[Given instruction]
In the entries below, find every line holding the string "prostoru" and collect it.

Stored items from a collection
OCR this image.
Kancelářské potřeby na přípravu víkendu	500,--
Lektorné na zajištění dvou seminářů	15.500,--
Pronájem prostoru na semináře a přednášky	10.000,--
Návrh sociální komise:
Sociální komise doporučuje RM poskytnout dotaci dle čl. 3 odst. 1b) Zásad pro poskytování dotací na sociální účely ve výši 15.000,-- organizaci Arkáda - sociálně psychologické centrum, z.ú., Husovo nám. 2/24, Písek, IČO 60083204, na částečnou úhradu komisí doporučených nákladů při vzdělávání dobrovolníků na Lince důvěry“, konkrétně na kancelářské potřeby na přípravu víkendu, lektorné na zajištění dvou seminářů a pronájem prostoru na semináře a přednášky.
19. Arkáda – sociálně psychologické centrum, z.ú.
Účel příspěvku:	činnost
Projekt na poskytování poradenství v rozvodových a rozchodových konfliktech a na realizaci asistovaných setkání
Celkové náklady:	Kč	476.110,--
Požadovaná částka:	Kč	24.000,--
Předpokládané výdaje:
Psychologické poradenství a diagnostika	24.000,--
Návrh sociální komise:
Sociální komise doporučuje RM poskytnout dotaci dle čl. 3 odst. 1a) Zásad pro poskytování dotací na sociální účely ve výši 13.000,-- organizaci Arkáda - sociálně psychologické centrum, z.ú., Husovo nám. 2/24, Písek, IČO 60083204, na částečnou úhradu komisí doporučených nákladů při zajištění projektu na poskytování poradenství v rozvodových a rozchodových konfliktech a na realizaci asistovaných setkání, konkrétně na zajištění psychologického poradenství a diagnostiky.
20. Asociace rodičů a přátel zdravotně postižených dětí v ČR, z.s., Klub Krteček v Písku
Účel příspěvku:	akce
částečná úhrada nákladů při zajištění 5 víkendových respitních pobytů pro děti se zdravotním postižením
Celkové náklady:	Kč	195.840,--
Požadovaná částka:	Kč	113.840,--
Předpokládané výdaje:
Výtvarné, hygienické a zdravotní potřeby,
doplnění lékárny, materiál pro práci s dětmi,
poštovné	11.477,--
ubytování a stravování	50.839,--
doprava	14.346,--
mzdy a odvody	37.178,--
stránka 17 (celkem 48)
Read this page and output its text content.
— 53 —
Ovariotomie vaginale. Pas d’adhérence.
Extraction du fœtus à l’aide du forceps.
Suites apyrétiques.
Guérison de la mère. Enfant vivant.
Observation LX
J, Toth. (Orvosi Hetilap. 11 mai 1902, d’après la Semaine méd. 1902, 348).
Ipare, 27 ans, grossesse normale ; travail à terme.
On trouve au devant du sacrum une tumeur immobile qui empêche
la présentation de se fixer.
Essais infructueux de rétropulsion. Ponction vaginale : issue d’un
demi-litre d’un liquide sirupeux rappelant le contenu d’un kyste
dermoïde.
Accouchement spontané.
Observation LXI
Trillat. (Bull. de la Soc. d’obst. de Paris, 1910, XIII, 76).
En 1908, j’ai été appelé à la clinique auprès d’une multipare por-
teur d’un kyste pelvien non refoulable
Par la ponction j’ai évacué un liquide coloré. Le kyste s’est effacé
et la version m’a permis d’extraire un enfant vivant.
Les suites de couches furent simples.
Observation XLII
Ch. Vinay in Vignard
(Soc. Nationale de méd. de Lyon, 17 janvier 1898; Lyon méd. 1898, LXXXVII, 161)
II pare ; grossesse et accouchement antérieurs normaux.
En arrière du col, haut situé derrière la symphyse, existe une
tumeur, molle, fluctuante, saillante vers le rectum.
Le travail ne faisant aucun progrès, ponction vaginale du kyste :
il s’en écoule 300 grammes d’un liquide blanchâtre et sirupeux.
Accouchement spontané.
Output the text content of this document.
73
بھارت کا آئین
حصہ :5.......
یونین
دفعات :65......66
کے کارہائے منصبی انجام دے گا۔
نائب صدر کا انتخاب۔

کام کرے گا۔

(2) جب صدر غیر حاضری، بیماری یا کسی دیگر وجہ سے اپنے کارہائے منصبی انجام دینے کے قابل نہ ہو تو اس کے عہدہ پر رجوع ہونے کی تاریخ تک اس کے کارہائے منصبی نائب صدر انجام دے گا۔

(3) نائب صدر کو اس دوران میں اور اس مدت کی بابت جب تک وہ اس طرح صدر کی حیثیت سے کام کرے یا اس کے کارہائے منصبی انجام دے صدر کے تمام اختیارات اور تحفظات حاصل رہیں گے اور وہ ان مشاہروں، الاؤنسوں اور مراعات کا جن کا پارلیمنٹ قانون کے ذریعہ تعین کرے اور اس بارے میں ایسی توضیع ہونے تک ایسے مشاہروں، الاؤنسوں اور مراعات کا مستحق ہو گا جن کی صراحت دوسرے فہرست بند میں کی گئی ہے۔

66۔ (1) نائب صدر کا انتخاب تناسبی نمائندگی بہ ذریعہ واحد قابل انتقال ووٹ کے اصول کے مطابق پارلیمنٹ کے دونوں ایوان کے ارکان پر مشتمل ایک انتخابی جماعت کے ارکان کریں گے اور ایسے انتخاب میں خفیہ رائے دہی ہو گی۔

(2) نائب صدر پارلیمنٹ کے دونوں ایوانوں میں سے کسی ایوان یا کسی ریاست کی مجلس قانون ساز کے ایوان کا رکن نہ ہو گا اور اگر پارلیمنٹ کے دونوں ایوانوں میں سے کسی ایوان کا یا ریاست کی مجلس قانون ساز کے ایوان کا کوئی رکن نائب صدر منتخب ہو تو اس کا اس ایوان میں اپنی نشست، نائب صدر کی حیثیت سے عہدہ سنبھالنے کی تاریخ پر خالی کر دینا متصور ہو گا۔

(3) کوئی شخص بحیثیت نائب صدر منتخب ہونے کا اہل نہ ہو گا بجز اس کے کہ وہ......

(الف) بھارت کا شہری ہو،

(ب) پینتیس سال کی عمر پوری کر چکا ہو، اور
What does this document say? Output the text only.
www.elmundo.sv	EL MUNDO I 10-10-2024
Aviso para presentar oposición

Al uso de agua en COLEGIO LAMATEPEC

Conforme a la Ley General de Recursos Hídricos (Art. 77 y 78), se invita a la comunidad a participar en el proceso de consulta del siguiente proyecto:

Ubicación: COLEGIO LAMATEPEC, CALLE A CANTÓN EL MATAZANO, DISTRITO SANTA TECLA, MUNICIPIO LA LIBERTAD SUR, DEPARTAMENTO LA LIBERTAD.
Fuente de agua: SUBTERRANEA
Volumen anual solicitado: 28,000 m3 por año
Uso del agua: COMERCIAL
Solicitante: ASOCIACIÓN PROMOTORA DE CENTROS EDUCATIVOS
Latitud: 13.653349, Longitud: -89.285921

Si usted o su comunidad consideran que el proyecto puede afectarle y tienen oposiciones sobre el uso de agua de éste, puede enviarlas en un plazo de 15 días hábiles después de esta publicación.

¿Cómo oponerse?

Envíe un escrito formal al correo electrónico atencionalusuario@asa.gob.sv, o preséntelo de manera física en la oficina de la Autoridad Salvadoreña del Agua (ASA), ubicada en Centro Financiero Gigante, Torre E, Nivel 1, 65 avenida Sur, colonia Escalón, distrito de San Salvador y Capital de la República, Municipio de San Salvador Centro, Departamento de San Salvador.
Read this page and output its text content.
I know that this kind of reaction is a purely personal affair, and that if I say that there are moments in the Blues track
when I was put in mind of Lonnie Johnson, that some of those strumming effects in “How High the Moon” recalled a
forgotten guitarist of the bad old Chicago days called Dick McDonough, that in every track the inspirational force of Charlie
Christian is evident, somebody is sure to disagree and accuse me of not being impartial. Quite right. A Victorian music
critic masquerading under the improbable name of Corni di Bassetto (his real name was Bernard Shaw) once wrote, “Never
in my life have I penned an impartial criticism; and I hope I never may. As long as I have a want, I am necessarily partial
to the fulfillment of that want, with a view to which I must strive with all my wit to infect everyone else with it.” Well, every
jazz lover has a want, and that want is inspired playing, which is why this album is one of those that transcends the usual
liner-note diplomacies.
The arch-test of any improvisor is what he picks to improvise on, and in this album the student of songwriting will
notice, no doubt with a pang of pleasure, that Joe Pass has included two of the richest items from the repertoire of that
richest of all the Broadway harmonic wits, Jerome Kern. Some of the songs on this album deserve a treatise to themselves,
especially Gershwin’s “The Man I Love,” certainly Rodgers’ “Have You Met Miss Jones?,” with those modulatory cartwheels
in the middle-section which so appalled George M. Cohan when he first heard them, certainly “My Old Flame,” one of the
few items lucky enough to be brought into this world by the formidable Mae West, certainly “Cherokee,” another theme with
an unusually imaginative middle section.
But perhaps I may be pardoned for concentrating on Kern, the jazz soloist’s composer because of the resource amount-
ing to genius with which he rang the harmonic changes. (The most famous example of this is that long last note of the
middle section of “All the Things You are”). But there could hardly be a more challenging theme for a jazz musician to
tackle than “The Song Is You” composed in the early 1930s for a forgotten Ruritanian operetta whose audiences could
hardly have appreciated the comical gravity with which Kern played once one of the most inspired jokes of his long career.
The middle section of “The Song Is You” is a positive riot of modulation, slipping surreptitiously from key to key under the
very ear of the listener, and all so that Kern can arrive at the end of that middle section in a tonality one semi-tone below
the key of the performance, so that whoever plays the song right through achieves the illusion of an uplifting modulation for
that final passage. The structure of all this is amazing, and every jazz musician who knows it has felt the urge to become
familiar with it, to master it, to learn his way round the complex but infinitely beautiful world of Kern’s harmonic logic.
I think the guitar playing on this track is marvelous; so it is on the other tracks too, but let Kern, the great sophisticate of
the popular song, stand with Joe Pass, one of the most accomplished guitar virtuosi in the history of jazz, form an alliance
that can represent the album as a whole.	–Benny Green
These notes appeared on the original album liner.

[Written answer]
Pronájem prostoru na semináře a přednášky	10.000,--
Sociální komise doporučuje RM poskytnout dotaci dle čl. 3 odst. 1b) Zásad pro poskytování dotací na sociální účely ve výši 15.000,-- organizaci Arkáda - sociálně psychologické centrum, z.ú., Husovo nám. 2/24, Písek, IČO 60083204, na částečnou úhradu komisí doporučených nákladů při vzdělávání dobrovolníků na Lince důvěry“, konkrétně na kancelářské potřeby na přípravu víkendu, lektorné na zajištění dvou seminářů a pronájem prostoru na semináře a přednášky.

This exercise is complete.